(Figure record extracts)
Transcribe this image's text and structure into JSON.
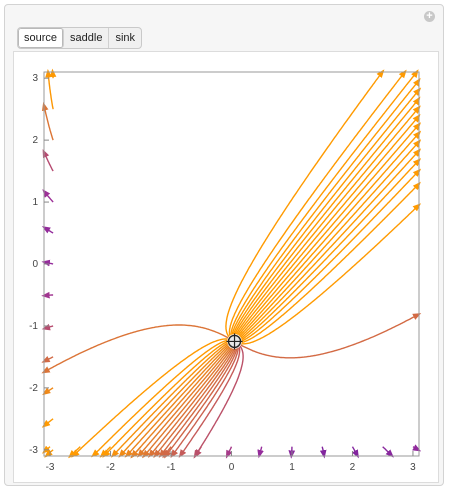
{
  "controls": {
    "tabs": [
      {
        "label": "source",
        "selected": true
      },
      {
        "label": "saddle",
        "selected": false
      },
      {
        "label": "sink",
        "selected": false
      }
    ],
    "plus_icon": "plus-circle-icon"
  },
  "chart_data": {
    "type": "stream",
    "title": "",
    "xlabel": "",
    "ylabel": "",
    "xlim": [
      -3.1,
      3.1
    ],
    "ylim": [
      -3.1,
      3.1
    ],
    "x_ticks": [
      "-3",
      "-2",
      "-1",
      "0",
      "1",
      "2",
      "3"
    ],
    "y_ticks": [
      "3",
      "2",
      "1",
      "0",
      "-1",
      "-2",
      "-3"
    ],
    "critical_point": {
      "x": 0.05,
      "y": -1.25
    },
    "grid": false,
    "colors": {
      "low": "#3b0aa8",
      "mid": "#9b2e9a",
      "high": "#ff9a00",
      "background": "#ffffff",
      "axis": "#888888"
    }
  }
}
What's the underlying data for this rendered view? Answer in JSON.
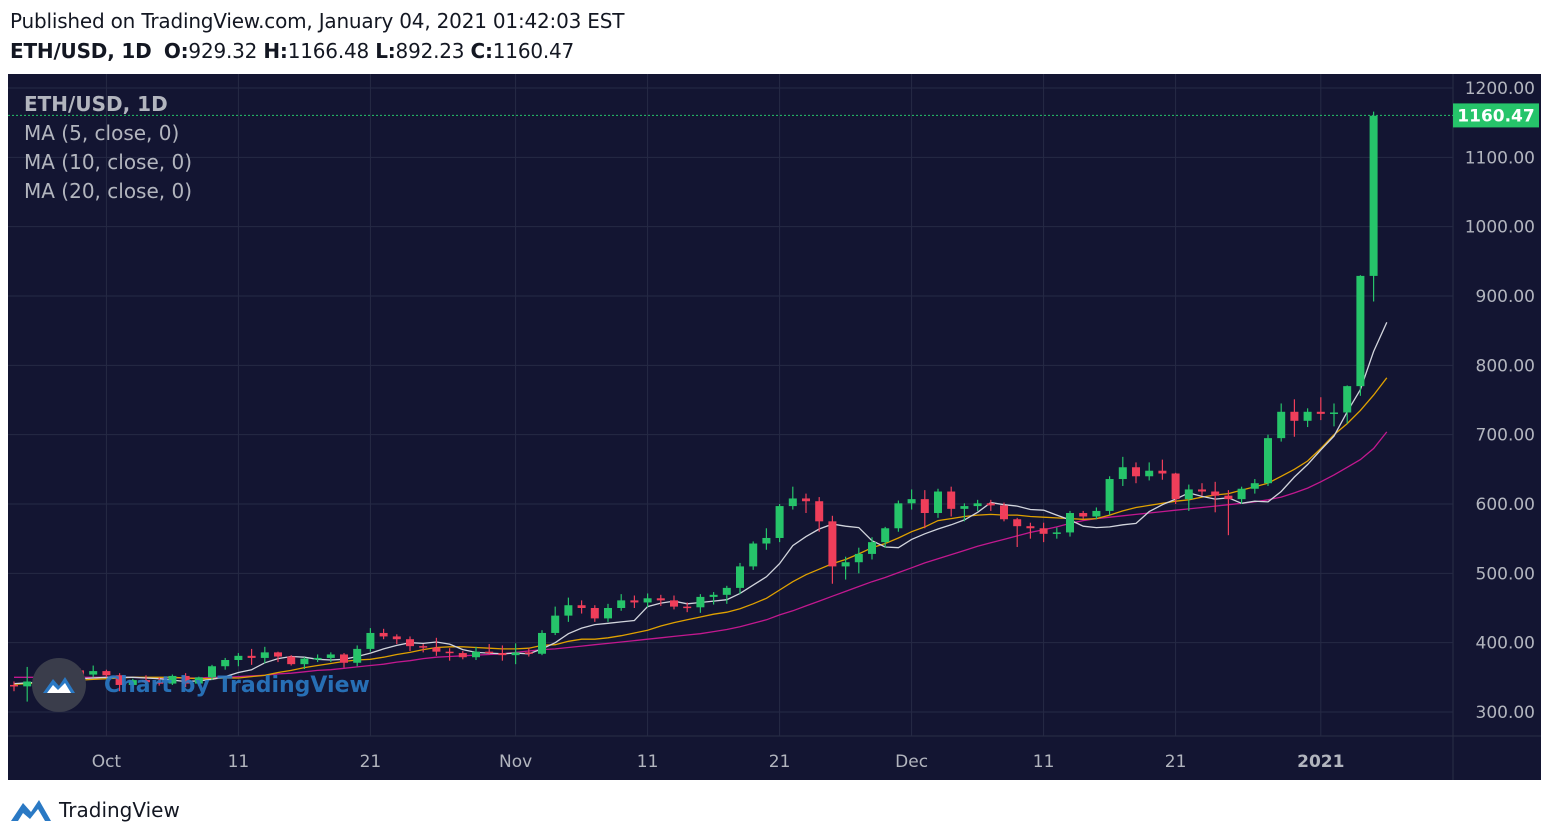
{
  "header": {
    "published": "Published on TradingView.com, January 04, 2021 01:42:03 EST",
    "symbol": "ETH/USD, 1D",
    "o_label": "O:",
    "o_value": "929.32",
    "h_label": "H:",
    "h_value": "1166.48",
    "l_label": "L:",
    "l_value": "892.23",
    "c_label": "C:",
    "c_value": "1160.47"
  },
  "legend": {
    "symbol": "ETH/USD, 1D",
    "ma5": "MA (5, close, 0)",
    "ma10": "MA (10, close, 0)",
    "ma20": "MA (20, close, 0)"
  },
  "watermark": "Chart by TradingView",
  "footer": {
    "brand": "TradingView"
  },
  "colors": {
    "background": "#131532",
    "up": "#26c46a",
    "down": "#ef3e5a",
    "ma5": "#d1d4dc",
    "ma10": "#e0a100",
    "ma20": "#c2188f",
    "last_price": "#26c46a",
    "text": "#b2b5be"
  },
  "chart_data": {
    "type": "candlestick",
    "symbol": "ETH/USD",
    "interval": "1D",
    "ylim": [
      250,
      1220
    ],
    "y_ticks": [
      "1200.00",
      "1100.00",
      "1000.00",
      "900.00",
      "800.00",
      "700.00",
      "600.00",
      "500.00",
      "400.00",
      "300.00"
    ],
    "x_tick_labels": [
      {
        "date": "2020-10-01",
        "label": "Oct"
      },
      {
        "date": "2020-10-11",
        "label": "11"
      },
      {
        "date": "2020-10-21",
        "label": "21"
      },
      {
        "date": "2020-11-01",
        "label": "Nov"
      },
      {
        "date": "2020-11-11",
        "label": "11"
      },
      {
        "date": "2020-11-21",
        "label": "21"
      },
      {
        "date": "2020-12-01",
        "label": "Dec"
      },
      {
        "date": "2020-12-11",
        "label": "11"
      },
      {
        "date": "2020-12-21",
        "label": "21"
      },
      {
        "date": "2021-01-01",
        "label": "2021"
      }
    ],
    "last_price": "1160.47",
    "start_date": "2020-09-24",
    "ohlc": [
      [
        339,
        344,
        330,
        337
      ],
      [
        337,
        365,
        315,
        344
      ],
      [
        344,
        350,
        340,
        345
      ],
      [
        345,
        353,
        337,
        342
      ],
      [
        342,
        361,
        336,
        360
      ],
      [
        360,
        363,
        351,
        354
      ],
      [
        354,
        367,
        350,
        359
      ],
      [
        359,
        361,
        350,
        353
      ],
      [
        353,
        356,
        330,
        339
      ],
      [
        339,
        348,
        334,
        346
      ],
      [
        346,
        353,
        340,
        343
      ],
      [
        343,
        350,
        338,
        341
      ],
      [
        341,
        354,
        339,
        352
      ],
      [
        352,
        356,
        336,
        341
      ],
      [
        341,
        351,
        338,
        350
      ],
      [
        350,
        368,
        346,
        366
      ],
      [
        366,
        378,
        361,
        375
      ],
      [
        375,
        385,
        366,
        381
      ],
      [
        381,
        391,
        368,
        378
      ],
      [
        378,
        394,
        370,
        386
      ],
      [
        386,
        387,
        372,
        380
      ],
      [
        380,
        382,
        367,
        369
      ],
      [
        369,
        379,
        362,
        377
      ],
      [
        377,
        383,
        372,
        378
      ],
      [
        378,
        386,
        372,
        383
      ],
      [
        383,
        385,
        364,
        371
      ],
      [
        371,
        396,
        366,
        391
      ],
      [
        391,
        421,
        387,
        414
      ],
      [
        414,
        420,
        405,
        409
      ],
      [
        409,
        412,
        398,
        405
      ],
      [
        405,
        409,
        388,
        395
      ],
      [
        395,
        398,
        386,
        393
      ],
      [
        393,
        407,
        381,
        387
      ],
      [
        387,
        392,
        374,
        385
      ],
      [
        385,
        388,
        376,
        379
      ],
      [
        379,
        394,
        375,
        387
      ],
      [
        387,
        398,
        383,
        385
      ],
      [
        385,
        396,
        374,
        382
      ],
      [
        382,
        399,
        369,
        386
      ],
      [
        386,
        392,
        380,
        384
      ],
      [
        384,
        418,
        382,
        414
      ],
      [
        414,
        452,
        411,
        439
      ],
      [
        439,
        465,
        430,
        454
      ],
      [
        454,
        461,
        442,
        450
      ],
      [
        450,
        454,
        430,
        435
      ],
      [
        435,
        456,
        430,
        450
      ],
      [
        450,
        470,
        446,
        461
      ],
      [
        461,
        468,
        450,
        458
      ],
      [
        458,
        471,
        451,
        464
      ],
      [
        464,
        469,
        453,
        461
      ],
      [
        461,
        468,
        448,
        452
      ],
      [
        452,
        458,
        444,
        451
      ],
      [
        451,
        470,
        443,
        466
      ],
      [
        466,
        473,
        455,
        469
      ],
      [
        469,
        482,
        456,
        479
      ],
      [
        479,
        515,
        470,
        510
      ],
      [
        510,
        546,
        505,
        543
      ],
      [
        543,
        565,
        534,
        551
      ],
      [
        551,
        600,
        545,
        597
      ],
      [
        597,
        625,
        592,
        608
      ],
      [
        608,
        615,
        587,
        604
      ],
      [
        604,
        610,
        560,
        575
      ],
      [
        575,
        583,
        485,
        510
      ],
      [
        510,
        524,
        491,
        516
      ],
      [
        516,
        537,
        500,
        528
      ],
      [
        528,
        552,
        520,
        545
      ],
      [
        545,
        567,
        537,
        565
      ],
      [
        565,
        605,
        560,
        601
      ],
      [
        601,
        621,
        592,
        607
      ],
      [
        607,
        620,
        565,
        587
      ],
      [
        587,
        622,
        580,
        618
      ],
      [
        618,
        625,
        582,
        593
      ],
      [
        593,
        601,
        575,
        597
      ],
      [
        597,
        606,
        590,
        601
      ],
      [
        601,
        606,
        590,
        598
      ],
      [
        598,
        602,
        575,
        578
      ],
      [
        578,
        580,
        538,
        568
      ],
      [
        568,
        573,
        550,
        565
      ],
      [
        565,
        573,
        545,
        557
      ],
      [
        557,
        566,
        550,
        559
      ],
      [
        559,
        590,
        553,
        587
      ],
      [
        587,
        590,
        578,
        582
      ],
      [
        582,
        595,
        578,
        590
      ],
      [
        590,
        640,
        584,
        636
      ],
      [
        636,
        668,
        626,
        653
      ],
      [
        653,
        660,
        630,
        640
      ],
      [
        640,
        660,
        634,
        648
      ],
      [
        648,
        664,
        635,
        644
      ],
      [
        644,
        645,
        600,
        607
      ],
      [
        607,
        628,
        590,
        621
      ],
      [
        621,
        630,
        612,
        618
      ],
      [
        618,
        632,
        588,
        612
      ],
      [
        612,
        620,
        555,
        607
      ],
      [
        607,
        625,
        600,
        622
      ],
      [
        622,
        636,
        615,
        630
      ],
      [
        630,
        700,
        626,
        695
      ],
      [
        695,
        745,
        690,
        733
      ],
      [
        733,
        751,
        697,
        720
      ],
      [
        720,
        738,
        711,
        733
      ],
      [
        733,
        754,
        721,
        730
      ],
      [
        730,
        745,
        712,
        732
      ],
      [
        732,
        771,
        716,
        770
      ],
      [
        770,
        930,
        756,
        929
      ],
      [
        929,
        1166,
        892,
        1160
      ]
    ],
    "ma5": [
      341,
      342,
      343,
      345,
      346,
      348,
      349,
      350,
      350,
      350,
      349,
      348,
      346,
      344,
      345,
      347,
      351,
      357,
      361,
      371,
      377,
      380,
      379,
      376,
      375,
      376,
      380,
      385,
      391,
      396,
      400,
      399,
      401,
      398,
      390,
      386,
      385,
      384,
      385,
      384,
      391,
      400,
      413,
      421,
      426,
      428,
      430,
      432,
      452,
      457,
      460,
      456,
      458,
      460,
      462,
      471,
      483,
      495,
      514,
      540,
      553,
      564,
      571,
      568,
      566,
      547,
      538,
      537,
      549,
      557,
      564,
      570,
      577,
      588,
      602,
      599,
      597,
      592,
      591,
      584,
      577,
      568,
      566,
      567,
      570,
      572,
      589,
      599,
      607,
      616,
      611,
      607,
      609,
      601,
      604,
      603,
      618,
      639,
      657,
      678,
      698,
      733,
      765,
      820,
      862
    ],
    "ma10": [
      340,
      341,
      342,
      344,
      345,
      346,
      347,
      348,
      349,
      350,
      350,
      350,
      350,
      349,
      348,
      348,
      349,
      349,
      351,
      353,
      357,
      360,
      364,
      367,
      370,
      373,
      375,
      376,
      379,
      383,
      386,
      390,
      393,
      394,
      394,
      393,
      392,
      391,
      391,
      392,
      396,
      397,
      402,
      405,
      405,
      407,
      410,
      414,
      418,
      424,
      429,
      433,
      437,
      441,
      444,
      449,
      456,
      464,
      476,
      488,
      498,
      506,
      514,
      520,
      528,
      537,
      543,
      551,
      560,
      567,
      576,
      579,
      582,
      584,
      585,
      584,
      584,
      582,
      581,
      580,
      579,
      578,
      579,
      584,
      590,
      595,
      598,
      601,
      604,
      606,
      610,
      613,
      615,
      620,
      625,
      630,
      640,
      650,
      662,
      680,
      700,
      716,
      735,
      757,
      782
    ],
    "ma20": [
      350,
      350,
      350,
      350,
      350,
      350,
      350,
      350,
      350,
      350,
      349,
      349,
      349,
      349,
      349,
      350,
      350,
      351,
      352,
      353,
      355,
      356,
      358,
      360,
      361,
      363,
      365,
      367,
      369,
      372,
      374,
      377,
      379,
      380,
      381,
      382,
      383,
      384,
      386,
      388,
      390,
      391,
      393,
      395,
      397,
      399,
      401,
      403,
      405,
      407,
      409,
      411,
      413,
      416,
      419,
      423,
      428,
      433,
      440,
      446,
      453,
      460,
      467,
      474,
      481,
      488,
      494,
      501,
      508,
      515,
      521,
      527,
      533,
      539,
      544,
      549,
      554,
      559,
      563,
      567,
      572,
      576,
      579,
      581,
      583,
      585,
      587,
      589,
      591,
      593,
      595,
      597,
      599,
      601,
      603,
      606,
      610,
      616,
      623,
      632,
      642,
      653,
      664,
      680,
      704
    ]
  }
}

### What the exercise asks
From the data, pick out every line that includes "TradingView".

### Result of the exercise
    "published": "Published on TradingView.com, January 04, 2021 01:42:03 EST",
  "watermark": "Chart by TradingView",
    "brand": "TradingView"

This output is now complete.